▶ _Aim of the exercise_: Your task is to gather the lines below that hold the string "Fernandez".
-- START Records for the exercise --
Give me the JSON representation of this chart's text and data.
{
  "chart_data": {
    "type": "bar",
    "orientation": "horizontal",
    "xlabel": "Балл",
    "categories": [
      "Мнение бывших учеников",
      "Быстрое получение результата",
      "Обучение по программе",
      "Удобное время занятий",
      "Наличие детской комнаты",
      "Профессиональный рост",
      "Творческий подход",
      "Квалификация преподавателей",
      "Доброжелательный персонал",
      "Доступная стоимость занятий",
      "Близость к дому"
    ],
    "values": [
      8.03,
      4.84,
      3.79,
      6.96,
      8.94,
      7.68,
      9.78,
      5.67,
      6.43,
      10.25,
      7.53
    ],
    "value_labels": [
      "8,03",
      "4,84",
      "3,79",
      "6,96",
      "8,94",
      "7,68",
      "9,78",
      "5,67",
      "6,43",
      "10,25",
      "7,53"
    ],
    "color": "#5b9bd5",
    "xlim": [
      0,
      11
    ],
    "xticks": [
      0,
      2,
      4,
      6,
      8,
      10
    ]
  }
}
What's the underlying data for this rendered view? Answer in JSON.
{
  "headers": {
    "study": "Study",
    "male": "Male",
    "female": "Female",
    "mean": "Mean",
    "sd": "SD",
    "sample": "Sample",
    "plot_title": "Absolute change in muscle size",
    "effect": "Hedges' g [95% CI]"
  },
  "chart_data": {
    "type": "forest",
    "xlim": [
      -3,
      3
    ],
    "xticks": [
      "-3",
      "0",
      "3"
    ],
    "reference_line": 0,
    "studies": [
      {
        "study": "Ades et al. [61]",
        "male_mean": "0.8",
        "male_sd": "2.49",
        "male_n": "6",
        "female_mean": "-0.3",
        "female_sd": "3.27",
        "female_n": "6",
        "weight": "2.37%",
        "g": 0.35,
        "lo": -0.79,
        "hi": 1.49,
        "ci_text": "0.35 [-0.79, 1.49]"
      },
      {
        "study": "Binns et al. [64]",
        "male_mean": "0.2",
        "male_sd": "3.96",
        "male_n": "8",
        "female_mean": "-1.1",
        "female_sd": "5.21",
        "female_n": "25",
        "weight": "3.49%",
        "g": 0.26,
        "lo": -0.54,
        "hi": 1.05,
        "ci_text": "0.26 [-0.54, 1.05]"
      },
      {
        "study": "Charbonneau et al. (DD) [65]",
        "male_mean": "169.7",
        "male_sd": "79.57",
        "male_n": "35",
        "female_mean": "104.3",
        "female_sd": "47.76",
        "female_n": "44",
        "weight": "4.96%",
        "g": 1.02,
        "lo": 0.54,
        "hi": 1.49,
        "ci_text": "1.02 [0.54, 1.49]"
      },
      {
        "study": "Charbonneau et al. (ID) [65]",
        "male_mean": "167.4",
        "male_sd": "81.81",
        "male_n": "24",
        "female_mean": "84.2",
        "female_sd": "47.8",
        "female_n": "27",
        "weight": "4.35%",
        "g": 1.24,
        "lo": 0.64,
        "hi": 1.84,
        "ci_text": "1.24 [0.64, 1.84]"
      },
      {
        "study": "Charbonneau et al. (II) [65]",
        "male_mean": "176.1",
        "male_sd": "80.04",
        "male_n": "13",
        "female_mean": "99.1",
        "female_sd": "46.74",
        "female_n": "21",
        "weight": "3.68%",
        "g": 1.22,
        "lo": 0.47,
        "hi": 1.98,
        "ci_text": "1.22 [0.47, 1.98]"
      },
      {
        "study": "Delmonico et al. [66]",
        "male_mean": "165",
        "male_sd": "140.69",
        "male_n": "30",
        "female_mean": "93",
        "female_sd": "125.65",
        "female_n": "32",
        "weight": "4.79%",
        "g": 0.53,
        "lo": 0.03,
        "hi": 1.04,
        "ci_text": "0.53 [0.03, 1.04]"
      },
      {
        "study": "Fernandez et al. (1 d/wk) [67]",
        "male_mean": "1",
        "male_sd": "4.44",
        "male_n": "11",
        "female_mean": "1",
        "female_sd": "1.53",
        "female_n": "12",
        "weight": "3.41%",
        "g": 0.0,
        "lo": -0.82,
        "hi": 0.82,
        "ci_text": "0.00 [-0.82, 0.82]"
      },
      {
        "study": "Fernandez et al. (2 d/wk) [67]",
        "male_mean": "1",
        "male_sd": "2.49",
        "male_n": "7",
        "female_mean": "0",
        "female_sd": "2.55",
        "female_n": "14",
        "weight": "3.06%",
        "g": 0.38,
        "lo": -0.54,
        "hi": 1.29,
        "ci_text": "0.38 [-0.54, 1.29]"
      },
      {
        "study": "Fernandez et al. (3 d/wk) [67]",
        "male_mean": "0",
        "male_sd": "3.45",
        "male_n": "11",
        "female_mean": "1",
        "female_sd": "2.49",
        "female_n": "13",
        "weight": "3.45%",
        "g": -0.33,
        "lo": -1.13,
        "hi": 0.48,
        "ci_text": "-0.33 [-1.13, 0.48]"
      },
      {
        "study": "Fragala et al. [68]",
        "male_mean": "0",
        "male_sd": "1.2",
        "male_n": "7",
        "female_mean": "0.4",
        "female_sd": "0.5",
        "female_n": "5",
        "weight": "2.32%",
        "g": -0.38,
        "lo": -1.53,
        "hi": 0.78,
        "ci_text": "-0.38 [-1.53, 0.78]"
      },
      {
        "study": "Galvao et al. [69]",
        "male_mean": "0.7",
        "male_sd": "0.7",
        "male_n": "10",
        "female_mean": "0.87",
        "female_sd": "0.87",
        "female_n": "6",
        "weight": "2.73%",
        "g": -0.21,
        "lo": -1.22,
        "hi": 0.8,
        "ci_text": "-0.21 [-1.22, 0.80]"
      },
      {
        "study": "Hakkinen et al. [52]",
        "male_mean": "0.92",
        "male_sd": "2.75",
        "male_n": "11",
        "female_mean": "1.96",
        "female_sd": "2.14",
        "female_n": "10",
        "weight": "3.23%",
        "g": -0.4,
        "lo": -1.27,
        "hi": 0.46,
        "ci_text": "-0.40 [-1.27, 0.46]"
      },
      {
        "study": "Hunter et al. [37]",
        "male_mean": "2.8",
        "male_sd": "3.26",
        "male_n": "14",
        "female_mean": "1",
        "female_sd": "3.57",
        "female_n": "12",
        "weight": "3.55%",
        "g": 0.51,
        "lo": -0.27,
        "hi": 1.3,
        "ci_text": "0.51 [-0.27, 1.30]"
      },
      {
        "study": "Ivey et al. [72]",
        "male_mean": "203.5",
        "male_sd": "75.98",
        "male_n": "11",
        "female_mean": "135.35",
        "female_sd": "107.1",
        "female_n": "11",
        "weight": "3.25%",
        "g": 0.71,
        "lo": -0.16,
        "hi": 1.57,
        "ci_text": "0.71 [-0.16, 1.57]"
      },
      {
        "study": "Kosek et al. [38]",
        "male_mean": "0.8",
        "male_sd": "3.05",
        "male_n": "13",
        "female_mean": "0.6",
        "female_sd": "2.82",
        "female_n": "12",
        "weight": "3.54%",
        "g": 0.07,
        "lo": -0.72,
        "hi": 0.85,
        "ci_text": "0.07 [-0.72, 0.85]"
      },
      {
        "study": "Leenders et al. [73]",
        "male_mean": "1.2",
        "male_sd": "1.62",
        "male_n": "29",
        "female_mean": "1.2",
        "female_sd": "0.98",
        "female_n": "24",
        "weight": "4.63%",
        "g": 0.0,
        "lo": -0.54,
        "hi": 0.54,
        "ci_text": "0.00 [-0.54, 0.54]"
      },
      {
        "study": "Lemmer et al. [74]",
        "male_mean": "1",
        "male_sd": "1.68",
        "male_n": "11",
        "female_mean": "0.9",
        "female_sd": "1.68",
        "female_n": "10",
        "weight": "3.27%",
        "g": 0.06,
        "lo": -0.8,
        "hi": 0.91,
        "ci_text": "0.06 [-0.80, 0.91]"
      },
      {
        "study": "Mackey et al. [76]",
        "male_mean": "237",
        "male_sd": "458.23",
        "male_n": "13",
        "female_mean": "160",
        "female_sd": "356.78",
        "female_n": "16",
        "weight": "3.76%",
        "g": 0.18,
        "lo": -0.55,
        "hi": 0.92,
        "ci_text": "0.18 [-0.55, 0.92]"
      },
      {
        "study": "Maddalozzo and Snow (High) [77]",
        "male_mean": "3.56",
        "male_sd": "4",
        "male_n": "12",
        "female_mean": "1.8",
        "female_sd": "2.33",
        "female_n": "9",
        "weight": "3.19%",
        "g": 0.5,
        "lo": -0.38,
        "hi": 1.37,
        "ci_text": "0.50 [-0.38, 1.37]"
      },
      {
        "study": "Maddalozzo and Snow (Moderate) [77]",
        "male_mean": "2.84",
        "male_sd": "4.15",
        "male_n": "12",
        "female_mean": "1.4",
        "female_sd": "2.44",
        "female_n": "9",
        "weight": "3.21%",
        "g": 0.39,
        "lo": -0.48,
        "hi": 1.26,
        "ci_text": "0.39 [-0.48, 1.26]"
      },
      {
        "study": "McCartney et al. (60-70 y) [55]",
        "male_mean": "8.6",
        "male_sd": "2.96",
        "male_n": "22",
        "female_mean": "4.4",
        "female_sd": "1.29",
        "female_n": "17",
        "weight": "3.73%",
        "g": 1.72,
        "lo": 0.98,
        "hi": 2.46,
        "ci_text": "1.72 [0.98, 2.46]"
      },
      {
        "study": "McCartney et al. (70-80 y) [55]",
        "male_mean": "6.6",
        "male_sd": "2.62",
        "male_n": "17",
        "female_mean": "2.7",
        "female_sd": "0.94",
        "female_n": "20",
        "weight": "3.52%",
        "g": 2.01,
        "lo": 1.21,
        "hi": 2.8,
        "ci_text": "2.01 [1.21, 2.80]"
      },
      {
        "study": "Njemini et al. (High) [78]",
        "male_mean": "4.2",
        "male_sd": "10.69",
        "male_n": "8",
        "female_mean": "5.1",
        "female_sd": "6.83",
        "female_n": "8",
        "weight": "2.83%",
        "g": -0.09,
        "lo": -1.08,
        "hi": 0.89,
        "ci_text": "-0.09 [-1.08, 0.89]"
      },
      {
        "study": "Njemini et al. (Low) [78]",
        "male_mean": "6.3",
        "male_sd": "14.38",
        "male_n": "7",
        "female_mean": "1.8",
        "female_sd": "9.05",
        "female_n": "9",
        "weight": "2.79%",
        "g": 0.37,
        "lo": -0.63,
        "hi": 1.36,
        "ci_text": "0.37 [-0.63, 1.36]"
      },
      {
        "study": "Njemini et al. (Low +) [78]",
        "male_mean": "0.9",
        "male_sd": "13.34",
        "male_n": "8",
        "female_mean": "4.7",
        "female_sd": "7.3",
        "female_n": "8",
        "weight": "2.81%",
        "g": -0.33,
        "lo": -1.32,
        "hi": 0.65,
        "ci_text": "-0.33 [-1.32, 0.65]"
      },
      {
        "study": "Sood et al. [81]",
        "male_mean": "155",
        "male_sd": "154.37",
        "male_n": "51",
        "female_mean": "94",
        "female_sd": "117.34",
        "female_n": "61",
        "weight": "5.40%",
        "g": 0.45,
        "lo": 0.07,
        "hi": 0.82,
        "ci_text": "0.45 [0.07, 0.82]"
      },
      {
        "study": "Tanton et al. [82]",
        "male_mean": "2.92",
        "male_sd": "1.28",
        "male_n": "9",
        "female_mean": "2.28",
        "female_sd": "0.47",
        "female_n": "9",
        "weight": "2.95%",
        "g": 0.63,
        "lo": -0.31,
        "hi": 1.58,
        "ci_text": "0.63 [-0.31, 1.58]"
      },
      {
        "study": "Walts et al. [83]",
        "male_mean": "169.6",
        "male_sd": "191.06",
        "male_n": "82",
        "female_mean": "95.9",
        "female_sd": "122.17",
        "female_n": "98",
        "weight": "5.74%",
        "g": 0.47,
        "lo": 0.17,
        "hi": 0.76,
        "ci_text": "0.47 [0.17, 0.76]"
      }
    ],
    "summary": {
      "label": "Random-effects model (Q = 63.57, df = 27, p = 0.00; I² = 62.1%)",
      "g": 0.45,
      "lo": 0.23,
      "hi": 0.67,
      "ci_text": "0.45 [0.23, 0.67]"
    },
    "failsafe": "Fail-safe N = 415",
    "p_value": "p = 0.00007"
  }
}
-- END Records for the exercise --
▶ _Exercise output_:
        "study": "Fernandez et al. (1 d/wk) [67]",
        "study": "Fernandez et al. (2 d/wk) [67]",
        "study": "Fernandez et al. (3 d/wk) [67]",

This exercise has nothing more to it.